GOAL OF THE EXERCISE ->
Using the data below, copy each line that includes the word "preview".

* * * *

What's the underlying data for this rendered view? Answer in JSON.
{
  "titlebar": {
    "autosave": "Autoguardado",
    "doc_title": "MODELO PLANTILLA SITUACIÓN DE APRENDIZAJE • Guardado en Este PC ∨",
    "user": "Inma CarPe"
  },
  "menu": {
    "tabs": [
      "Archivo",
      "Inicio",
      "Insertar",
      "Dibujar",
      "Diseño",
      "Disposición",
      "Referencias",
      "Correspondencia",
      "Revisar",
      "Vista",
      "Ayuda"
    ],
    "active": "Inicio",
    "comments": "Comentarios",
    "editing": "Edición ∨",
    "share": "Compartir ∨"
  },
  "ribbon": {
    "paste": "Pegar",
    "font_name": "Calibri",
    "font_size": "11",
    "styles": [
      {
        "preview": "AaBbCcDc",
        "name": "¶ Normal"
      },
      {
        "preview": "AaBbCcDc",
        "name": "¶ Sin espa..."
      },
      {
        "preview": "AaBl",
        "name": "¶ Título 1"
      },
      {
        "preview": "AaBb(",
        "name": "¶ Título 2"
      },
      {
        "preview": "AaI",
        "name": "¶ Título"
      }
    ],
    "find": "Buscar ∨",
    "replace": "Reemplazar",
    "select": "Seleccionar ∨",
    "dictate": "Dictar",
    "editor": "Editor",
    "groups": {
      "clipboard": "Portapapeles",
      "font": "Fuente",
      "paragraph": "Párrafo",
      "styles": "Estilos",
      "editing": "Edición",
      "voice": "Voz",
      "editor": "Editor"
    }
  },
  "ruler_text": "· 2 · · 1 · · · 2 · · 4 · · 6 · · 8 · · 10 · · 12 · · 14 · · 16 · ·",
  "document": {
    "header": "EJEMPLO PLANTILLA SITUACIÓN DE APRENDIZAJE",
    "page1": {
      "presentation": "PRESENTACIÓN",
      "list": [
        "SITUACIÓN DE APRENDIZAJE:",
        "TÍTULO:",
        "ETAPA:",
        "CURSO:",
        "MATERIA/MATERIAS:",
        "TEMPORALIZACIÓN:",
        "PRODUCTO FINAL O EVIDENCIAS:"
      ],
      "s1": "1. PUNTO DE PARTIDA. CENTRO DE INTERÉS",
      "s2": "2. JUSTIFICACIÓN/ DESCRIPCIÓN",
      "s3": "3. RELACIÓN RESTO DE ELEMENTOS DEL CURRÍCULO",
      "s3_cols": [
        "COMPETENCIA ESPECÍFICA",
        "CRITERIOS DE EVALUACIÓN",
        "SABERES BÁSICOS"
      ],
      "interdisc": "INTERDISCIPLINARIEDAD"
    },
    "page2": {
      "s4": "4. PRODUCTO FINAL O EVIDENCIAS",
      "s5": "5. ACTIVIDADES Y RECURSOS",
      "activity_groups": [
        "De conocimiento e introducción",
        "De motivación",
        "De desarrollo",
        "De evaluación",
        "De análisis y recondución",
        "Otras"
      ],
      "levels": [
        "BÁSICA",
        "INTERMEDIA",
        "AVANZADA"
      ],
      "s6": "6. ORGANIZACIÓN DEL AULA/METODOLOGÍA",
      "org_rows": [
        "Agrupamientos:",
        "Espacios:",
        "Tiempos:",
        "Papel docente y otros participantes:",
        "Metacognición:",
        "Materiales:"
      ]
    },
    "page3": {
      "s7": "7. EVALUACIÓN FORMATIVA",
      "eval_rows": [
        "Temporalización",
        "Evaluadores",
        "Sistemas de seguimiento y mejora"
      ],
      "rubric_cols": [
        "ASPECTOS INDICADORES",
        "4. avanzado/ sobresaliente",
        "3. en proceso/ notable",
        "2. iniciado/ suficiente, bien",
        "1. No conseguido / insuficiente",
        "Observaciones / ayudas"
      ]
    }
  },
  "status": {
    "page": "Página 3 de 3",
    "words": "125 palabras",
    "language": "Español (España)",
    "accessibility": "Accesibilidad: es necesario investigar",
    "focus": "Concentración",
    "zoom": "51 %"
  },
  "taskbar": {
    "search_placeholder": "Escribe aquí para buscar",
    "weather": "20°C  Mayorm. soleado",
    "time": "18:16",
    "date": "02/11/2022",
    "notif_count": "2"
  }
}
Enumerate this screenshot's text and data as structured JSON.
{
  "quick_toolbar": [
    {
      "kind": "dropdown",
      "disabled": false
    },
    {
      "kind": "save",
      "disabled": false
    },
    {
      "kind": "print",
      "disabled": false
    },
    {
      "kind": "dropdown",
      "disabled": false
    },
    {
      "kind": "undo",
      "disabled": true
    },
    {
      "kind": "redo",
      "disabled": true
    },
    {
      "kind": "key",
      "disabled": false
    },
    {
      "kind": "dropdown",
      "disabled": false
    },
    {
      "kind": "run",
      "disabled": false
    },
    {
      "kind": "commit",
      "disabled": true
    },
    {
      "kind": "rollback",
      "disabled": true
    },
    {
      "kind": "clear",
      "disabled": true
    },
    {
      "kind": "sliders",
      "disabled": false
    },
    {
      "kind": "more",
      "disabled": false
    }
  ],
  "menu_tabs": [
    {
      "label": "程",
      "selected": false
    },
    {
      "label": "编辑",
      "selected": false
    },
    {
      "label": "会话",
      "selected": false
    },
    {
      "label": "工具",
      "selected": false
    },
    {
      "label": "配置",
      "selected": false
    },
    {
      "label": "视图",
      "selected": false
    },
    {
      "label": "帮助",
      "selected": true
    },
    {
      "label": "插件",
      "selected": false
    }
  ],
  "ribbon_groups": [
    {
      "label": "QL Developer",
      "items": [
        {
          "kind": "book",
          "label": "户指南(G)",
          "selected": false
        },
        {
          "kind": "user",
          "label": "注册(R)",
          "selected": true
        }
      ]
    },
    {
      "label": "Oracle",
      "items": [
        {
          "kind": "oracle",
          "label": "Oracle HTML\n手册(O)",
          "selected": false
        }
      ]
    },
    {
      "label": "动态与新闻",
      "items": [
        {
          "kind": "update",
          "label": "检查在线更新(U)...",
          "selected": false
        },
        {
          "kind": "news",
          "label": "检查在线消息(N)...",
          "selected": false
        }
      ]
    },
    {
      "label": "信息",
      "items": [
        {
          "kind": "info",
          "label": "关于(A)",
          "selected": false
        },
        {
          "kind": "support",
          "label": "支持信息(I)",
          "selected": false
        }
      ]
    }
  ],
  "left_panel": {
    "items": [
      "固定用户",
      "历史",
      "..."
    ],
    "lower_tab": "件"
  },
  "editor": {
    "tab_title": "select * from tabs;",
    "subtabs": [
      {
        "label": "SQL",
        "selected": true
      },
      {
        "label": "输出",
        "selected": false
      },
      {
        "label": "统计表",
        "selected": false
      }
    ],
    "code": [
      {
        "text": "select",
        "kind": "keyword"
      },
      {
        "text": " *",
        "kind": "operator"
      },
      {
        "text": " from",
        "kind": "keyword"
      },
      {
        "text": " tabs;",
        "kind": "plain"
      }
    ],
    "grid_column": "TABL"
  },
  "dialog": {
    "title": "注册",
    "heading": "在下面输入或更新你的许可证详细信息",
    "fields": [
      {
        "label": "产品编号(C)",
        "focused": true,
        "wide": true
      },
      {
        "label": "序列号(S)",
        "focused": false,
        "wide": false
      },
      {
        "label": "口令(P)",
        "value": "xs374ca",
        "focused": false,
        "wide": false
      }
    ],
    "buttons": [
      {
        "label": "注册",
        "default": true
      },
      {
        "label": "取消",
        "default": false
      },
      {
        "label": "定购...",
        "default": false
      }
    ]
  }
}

* * * *

ANSWER FOR THIS EXERCISE ->
        "preview": "AaBbCcDc",
        "preview": "AaBbCcDc",
        "preview": "AaBl",
        "preview": "AaBb(",
        "preview": "AaI",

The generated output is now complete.